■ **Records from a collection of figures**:
*-*-*

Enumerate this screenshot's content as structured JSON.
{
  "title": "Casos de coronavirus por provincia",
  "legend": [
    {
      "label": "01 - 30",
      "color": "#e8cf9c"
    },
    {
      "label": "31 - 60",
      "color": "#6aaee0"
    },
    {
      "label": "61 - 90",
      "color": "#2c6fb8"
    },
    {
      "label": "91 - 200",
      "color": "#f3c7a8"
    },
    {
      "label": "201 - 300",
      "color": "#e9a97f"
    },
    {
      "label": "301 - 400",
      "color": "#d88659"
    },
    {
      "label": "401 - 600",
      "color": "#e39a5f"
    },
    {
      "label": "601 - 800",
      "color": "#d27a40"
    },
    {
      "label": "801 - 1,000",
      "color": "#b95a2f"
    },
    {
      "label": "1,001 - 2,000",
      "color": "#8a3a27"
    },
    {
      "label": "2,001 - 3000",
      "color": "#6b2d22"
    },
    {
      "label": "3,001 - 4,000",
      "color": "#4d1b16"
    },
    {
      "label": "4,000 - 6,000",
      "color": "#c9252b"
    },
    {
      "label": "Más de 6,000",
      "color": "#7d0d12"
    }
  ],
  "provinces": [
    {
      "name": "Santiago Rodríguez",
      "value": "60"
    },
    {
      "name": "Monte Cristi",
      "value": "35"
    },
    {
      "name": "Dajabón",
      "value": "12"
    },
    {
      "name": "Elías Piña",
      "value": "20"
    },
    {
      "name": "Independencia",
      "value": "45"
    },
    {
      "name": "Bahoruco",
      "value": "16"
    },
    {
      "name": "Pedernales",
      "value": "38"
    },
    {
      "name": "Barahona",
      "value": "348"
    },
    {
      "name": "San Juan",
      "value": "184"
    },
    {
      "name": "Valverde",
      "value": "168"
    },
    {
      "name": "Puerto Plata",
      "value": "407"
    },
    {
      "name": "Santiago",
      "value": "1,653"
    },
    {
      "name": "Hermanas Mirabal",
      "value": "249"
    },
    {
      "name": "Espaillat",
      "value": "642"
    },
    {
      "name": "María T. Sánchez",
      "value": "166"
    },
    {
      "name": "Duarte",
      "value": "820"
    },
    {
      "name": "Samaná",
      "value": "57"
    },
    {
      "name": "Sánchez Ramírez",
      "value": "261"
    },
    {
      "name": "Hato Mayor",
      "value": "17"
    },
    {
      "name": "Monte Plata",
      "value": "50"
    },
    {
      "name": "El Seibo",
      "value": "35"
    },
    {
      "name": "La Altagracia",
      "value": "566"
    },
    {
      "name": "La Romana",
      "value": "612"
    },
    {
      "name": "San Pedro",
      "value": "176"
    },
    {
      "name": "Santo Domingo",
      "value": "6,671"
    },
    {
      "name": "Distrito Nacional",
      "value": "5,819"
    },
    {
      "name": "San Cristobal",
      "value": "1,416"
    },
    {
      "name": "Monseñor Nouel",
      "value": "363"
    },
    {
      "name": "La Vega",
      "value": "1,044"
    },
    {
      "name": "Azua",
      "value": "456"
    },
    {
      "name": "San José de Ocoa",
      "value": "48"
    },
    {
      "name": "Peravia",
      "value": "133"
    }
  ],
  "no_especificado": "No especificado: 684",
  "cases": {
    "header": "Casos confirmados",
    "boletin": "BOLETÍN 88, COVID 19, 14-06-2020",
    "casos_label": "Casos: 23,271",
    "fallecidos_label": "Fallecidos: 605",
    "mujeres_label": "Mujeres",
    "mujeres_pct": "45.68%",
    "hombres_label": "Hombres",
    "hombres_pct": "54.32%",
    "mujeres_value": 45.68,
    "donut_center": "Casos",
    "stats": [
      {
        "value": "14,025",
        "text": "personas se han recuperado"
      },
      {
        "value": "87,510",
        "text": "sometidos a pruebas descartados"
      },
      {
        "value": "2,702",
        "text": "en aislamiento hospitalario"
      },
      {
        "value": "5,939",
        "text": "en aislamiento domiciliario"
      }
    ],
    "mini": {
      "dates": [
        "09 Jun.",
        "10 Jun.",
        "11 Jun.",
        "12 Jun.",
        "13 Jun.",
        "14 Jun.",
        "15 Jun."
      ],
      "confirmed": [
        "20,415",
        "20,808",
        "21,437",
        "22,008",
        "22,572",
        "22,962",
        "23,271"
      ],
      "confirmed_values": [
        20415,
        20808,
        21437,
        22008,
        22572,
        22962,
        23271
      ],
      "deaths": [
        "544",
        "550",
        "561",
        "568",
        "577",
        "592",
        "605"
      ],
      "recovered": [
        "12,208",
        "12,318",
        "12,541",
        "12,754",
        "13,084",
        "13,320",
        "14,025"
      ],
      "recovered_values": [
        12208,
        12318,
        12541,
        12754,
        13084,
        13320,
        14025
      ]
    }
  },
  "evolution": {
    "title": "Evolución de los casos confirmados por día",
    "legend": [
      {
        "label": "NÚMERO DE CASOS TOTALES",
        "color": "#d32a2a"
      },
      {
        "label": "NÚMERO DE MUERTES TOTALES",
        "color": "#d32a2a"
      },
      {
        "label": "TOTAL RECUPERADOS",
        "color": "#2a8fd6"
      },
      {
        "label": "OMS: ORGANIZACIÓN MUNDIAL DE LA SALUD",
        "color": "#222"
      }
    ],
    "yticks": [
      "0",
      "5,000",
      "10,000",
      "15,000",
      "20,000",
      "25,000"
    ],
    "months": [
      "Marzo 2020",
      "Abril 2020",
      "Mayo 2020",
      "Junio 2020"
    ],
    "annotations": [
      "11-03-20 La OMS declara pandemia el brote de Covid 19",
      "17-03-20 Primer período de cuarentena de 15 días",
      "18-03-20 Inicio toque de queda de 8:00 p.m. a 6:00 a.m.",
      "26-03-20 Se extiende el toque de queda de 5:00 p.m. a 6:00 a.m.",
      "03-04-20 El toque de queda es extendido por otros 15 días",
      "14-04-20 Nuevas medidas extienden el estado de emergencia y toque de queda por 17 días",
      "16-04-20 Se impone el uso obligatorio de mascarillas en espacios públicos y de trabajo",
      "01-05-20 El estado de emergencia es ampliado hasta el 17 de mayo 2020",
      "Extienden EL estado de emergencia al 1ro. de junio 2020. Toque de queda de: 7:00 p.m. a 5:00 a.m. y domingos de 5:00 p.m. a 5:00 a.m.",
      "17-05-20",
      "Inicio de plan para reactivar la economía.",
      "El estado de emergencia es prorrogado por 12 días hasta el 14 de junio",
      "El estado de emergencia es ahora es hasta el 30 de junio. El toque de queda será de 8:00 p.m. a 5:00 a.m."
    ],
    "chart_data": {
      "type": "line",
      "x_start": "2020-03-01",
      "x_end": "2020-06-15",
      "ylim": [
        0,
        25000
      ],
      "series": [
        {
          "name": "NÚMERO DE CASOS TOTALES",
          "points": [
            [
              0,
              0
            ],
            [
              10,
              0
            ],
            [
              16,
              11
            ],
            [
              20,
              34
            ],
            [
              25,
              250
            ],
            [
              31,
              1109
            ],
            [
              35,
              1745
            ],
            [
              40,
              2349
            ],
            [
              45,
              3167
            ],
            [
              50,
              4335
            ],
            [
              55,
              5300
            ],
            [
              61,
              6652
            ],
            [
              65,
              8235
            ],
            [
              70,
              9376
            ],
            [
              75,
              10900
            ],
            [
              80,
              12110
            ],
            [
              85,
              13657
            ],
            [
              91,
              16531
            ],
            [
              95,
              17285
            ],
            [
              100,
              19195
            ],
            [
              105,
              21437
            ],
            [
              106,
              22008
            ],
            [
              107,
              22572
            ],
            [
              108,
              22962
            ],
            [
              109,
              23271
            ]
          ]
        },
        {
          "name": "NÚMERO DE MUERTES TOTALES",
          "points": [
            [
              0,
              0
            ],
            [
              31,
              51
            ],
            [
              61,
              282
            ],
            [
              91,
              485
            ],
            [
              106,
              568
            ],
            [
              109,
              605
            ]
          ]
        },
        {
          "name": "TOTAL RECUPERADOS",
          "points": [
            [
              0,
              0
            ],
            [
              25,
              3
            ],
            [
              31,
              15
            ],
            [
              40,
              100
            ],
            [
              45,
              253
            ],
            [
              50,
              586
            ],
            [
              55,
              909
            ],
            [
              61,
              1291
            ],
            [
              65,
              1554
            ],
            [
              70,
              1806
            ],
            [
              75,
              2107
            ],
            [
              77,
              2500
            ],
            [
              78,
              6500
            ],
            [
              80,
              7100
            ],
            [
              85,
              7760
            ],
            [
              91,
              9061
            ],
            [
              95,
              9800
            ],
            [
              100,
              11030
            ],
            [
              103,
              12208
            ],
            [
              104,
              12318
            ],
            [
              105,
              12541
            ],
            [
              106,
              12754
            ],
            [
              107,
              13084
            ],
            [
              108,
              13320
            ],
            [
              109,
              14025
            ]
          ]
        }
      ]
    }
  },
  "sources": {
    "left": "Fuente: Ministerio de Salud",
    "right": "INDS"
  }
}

*-*-*

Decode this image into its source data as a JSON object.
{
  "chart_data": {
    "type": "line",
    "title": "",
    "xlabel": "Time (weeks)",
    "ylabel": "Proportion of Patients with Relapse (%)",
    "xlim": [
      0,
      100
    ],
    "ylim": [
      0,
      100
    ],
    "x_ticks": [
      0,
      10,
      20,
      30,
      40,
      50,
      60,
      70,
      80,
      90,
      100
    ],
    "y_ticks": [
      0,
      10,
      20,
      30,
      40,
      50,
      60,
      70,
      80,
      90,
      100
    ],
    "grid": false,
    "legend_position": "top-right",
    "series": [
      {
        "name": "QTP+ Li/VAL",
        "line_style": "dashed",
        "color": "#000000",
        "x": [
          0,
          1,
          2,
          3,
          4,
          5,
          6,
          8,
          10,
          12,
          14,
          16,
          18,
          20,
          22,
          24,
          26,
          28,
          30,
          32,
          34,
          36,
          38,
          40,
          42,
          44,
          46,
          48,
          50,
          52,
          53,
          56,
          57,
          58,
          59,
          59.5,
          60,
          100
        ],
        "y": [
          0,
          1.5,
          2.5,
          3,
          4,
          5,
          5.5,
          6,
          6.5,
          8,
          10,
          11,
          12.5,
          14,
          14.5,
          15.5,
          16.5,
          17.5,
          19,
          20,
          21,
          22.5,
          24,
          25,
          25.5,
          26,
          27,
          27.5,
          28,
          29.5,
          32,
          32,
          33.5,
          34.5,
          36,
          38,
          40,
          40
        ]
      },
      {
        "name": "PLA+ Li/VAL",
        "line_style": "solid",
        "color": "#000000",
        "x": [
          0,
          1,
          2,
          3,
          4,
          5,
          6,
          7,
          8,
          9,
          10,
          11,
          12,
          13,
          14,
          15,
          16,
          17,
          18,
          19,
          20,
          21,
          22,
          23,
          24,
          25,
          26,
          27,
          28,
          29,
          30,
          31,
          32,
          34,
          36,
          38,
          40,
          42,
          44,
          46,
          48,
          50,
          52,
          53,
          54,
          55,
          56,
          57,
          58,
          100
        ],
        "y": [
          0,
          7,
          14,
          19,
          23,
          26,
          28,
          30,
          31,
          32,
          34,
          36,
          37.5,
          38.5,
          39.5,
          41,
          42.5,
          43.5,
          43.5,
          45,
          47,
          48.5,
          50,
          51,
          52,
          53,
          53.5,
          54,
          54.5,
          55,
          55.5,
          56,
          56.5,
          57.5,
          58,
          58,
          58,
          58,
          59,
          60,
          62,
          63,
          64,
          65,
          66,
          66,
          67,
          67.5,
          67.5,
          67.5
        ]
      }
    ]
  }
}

*-*-*

■ **EXERCISE REQUIREMENTS**: Report each line above that includes the string "this".

■ **RESPONSE TO THE TASK**:
Enumerate this screenshot's content as structured JSON.
Decode this image into its source data as a JSON object.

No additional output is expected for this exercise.